[Material provided]
========================

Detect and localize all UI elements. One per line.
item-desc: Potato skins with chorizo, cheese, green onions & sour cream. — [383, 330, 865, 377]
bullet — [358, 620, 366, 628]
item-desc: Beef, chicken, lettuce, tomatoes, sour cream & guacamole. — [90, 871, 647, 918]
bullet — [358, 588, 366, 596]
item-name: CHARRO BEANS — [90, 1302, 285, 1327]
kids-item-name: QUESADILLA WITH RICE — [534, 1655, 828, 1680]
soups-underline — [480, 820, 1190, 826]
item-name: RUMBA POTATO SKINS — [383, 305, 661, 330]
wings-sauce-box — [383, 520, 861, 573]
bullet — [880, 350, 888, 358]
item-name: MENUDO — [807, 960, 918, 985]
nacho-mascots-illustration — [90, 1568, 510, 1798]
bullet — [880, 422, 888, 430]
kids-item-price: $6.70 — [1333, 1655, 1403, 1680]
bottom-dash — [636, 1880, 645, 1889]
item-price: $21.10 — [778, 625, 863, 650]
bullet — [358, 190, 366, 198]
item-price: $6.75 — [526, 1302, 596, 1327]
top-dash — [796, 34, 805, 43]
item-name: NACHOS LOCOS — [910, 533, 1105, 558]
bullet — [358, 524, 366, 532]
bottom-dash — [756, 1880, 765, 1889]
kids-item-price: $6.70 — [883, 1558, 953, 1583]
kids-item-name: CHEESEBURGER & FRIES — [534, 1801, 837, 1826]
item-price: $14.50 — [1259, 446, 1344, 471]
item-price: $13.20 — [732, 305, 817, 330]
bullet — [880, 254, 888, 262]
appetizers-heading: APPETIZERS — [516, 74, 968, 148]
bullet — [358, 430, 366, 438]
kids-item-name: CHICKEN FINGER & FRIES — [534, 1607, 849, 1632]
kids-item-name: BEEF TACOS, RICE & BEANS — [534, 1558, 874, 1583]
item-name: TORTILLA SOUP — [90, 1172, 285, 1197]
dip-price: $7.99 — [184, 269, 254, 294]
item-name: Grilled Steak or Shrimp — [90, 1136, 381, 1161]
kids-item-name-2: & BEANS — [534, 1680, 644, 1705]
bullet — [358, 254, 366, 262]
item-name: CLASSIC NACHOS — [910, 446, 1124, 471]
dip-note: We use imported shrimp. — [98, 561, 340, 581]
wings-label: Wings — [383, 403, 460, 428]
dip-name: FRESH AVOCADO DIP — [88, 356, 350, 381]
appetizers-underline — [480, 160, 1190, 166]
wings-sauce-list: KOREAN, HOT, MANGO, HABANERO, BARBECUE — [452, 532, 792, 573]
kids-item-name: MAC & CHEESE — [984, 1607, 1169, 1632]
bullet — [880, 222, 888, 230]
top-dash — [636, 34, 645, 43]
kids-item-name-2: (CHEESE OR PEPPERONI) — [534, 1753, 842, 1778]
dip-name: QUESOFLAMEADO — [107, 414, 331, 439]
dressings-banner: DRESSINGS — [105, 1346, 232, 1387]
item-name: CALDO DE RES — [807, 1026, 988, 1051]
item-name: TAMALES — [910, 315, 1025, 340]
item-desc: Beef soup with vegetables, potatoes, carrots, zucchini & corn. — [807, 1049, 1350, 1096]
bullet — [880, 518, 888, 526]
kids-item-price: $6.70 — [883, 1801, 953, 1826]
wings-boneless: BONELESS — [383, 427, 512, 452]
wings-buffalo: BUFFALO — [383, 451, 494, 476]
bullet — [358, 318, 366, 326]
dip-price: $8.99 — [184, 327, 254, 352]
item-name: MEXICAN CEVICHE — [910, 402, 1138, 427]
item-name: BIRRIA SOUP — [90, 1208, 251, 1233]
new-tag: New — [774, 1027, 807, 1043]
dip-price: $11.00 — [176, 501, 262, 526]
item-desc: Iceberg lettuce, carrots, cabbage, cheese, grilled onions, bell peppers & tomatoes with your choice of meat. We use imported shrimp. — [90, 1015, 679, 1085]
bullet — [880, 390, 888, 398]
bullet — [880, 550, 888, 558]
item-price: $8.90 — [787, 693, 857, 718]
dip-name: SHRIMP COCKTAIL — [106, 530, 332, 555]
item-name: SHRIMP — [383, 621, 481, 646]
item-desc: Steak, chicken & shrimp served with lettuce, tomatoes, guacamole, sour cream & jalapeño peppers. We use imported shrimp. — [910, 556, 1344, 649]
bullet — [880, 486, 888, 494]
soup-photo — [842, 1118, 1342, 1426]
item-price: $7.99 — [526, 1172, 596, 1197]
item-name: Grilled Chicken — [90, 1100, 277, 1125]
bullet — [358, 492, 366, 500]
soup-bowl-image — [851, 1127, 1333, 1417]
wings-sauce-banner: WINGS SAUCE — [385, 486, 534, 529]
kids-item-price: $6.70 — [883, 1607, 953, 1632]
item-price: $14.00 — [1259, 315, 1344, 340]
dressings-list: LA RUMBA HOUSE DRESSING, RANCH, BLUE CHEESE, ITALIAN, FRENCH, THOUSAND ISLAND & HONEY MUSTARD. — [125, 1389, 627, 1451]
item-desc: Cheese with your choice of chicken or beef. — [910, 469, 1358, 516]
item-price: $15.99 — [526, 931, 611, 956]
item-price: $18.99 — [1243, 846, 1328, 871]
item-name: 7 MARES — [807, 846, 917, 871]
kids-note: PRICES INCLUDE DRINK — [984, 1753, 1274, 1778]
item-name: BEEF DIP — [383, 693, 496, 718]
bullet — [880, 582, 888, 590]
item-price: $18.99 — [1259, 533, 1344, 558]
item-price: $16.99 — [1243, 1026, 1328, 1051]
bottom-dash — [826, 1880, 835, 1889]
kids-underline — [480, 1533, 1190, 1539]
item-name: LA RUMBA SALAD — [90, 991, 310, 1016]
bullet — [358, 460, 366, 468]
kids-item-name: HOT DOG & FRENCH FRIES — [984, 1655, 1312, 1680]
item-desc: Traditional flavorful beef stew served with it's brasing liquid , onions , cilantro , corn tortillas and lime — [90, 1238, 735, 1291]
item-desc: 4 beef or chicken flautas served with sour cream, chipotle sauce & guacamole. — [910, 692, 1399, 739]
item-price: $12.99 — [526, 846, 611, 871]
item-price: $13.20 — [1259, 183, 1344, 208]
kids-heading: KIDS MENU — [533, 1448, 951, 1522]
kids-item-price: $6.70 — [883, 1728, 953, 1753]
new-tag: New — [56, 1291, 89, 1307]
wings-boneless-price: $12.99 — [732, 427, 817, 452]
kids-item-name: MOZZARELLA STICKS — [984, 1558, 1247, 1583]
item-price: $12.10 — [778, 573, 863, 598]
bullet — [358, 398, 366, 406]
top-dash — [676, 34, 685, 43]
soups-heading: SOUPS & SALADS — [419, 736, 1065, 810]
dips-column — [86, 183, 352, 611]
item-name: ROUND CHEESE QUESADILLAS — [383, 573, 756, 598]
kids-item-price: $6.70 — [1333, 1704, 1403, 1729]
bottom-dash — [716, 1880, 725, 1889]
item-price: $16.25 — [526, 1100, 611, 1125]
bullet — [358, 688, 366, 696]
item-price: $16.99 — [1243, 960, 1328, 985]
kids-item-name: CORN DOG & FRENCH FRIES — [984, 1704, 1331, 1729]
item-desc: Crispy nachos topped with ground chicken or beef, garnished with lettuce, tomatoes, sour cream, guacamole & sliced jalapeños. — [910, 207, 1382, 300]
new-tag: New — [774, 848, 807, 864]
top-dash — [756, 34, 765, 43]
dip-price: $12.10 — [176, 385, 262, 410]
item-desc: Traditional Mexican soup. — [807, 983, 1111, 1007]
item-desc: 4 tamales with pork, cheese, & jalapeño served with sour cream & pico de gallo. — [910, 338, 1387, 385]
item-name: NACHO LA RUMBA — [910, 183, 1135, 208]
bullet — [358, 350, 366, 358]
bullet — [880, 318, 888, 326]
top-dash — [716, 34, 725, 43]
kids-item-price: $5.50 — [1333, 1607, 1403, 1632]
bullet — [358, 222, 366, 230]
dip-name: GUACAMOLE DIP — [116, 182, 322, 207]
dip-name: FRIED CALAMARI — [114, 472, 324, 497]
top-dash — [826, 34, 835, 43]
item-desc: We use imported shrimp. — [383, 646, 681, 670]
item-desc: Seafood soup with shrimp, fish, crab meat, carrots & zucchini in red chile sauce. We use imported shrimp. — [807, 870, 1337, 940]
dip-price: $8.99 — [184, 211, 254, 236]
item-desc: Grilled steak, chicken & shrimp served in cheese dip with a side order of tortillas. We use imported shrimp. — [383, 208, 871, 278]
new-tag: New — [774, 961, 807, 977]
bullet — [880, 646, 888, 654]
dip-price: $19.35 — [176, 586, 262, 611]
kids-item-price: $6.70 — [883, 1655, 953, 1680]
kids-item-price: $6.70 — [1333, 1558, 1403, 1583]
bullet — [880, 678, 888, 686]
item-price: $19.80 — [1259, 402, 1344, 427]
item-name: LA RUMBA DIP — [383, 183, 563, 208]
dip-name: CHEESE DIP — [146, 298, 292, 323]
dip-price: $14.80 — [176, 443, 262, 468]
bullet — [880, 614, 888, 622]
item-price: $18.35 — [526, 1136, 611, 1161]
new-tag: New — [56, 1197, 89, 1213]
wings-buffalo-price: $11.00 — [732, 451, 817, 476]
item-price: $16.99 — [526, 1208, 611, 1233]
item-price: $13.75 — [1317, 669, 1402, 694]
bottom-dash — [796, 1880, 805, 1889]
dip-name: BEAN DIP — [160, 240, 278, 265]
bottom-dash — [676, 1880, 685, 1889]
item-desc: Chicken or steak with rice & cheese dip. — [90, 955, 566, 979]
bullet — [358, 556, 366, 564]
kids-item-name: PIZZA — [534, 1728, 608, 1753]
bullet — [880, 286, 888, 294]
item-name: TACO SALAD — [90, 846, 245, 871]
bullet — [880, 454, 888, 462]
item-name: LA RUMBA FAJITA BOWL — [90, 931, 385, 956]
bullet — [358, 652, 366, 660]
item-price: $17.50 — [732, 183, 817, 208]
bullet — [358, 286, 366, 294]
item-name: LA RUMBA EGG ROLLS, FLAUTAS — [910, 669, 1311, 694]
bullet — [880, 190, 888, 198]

========================

[The request] Copy out the entries word for word, starting from the very first line and ending with the line that contains "top-dash — [796, 34, 805, 43]", including both.

[Answer to the problem]
Detect and localize all UI elements. One per line.
item-desc: Potato skins with chorizo, cheese, green onions & sour cream. — [383, 330, 865, 377]
bullet — [358, 620, 366, 628]
item-desc: Beef, chicken, lettuce, tomatoes, sour cream & guacamole. — [90, 871, 647, 918]
bullet — [358, 588, 366, 596]
item-name: CHARRO BEANS — [90, 1302, 285, 1327]
kids-item-name: QUESADILLA WITH RICE — [534, 1655, 828, 1680]
soups-underline — [480, 820, 1190, 826]
item-name: RUMBA POTATO SKINS — [383, 305, 661, 330]
wings-sauce-box — [383, 520, 861, 573]
bullet — [880, 350, 888, 358]
item-name: MENUDO — [807, 960, 918, 985]
nacho-mascots-illustration — [90, 1568, 510, 1798]
bullet — [880, 422, 888, 430]
kids-item-price: $6.70 — [1333, 1655, 1403, 1680]
bottom-dash — [636, 1880, 645, 1889]
item-price: $21.10 — [778, 625, 863, 650]
bullet — [358, 190, 366, 198]
item-price: $6.75 — [526, 1302, 596, 1327]
top-dash — [796, 34, 805, 43]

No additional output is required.